_DIRECTION_.
From the entries below, pull out each line where "tengo" appears.

_ENTRIES SHOWN_.
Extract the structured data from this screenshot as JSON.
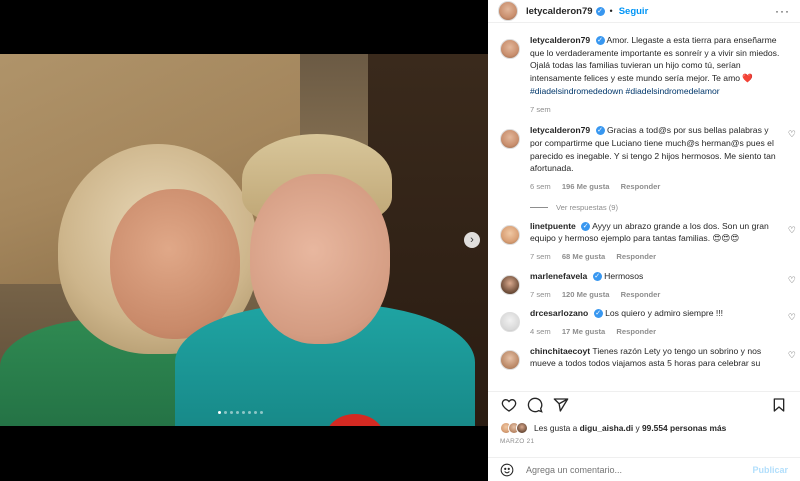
{
  "post": {
    "username": "letycalderon79",
    "follow_label": "Seguir",
    "separator": "•",
    "more_icon": "more-horizontal-icon"
  },
  "caption": {
    "username": "letycalderon79",
    "text": "Amor. Llegaste a esta tierra para enseñarme que lo verdaderamente importante es sonreír y a vivir sin miedos. Ojalá todas las familias tuvieran un hijo como tú, serían intensamente felices y este mundo sería mejor. Te amo ❤️ ",
    "hashtags": "#diadelsindromededown #diadelsindromedelamor",
    "time": "7 sem"
  },
  "comments": [
    {
      "username": "letycalderon79",
      "verified": true,
      "text": "Gracias a tod@s por sus bellas palabras y por compartirme que Luciano tiene much@s herman@s pues el parecido es inegable. Y si tengo 2 hijos hermosos. Me siento tan afortunada.",
      "time": "6 sem",
      "likes": "196 Me gusta",
      "reply": "Responder",
      "view_replies": "Ver respuestas (9)"
    },
    {
      "username": "linetpuente",
      "verified": true,
      "text": "Ayyy un abrazo grande a los dos. Son un gran equipo y hermoso ejemplo para tantas familias. 😍😍😍",
      "time": "7 sem",
      "likes": "68 Me gusta",
      "reply": "Responder"
    },
    {
      "username": "marlenefavela",
      "verified": true,
      "text": "Hermosos",
      "time": "7 sem",
      "likes": "120 Me gusta",
      "reply": "Responder"
    },
    {
      "username": "drcesarlozano",
      "verified": true,
      "text": "Los quiero y admiro siempre !!!",
      "time": "4 sem",
      "likes": "17 Me gusta",
      "reply": "Responder"
    },
    {
      "username": "chinchitaecoyt",
      "verified": false,
      "text": "Tienes razón Lety yo tengo un sobrino y nos mueve a todos todos viajamos asta 5 horas para celebrar su"
    }
  ],
  "likes": {
    "prefix": "Les gusta a ",
    "user": "digu_aisha.di",
    "middle": " y ",
    "count": "99.554 personas más"
  },
  "date": "MARZO 21",
  "add_comment": {
    "placeholder": "Agrega un comentario...",
    "publish_label": "Publicar"
  },
  "carousel": {
    "total_slides": 8,
    "active_slide": 1
  },
  "colors": {
    "accent": "#0095f6",
    "verified": "#3897f0",
    "muted": "#8e8e8e",
    "publish_disabled": "#b2dffc"
  }
}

_TASK RESPONSE_.
      "text": "Gracias a tod@s por sus bellas palabras y por compartirme que Luciano tiene much@s herman@s pues el parecido es inegable. Y si tengo 2 hijos hermosos. Me siento tan afortunada.",
      "text": "Tienes razón Lety yo tengo un sobrino y nos mueve a todos todos viajamos asta 5 horas para celebrar su"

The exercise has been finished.